- [Consignes de travail]:
**1)** Dans le texte sur les vols de cryptomonnaies par la Corée du Nord, quelle somme Pyongyang a-t-il dérobée l'an dernier en monnaies virtuelles ?
**2)** Prolongez le texte sur les vols de cryptomonnaies par la Corée du Nord à partir de sa dernière phrase.

- [Texte fourni]:
----------
Le sous-secrétaire d’Etat adjoint des Etats-Unis a indiqué que l’an dernier, Pyongyang avait dérobé plus de 2 milliards de dollars en monnaies virtuelles. Un montant similaire à celui estimé par la société d’analyse de transactions en cryptomonnaies Chainalysis, le mois dernier. Jonathan Fritz a ajouté que le contrôle de ces activités cybercriminelles est devenu une priorité absolue de l’administration Trump, puisqu’elles représentent une menace pour la sécurité nationale des Etats-Unis comme de leurs alliés.
Le haut diplomate américain en a fait état lors d’un point presse hier à New York, suivi par une réunion au cours de laquelle l’équipe multinationale de surveillance des sanctions onusiennes contre la Corée du Nord (MSMT) a présenté aux pays membres de l’Onu un nouveau rapport sur les cyberactivités illicites du régime de Kim Jong-un. Il a également indiqué que ce dernier utilise les cryptomonnaies volées pour développer illégalement ses armes nucléaires et ses missiles balistiques.
----------
[Données de compréhension de documents]
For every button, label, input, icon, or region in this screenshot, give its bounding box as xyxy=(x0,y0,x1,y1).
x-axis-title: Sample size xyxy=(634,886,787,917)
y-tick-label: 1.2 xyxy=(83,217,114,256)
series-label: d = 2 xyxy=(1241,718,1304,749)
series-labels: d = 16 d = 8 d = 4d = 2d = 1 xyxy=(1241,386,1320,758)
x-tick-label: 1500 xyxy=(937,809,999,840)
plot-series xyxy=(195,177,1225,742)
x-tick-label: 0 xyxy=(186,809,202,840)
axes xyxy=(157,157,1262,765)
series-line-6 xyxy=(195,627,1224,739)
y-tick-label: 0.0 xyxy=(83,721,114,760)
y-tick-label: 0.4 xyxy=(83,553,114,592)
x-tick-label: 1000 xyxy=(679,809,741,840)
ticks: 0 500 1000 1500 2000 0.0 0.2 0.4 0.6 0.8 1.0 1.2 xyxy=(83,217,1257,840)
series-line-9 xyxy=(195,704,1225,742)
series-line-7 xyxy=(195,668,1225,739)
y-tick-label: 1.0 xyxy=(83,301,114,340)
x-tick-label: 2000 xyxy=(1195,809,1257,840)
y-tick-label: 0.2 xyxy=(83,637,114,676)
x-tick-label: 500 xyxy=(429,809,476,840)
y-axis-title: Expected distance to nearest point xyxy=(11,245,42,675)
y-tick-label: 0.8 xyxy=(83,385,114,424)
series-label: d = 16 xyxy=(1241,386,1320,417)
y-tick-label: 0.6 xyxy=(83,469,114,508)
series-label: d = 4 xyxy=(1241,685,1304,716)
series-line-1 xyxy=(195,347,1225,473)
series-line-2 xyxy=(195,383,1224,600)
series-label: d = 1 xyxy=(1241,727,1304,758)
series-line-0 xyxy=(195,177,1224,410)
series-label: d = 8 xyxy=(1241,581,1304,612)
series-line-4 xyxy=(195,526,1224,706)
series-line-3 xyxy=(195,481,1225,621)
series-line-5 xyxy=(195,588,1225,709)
----------
- [Réponses]:
**1)** Plus de 2 milliards de dollars.

**2)**
Interrogé sur la question de savoir si Washington et Pyongyang sont en communication pour organiser une nouvelle rencontre entre leurs dirigeants, Jonathan Fritz a répondu « n’avoir aucun commentaire à ajouter là-dessus ». Il s’est limité à dire que Donald Trump a clairement affiché sa volonté de renouer le dialogue avec Kim Jong-un et que la balle est désormais dans le camp nord-coréen.